_Aim_
Could you extract every line of the data below and copy each one without changing a single character?

------------------------------------------------------------

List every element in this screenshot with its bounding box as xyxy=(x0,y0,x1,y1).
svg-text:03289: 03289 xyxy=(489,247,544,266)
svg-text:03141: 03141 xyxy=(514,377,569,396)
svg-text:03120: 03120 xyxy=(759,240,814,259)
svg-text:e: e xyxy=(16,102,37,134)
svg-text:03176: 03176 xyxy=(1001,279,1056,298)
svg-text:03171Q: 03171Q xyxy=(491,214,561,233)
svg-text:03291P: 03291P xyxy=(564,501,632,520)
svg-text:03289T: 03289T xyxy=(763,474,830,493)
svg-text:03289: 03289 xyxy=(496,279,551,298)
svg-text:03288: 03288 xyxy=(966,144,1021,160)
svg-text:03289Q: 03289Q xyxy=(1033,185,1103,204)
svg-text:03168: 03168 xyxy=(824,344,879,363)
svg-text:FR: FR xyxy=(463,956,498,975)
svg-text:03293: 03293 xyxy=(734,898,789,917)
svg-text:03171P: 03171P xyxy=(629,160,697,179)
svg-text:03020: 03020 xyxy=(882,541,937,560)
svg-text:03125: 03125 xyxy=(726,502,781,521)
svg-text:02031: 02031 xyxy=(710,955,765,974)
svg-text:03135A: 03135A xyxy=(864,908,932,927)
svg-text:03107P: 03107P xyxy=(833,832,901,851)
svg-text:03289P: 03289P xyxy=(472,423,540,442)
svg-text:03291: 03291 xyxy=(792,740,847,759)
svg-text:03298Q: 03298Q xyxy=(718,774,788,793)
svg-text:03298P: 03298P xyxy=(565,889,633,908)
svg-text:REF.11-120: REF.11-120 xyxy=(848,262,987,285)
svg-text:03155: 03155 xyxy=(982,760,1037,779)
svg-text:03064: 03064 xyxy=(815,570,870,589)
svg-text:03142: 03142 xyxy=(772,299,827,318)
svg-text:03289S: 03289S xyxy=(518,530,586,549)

------------------------------------------------------------

_Expected answer_
List every element in this screenshot with its bounding box as xyxy=(x0,y0,x1,y1).
svg-text:03289: 03289 xyxy=(489,247,544,266)
svg-text:03141: 03141 xyxy=(514,377,569,396)
svg-text:03120: 03120 xyxy=(759,240,814,259)
svg-text:e: e xyxy=(16,102,37,134)
svg-text:03176: 03176 xyxy=(1001,279,1056,298)
svg-text:03171Q: 03171Q xyxy=(491,214,561,233)
svg-text:03291P: 03291P xyxy=(564,501,632,520)
svg-text:03289T: 03289T xyxy=(763,474,830,493)
svg-text:03289: 03289 xyxy=(496,279,551,298)
svg-text:03288: 03288 xyxy=(966,144,1021,160)
svg-text:03289Q: 03289Q xyxy=(1033,185,1103,204)
svg-text:03168: 03168 xyxy=(824,344,879,363)
svg-text:FR: FR xyxy=(463,956,498,975)
svg-text:03293: 03293 xyxy=(734,898,789,917)
svg-text:03171P: 03171P xyxy=(629,160,697,179)
svg-text:03020: 03020 xyxy=(882,541,937,560)
svg-text:03125: 03125 xyxy=(726,502,781,521)
svg-text:02031: 02031 xyxy=(710,955,765,974)
svg-text:03135A: 03135A xyxy=(864,908,932,927)
svg-text:03107P: 03107P xyxy=(833,832,901,851)
svg-text:03289P: 03289P xyxy=(472,423,540,442)
svg-text:03291: 03291 xyxy=(792,740,847,759)
svg-text:03298Q: 03298Q xyxy=(718,774,788,793)
svg-text:03298P: 03298P xyxy=(565,889,633,908)
svg-text:REF.11-120: REF.11-120 xyxy=(848,262,987,285)
svg-text:03155: 03155 xyxy=(982,760,1037,779)
svg-text:03064: 03064 xyxy=(815,570,870,589)
svg-text:03142: 03142 xyxy=(772,299,827,318)
svg-text:03289S: 03289S xyxy=(518,530,586,549)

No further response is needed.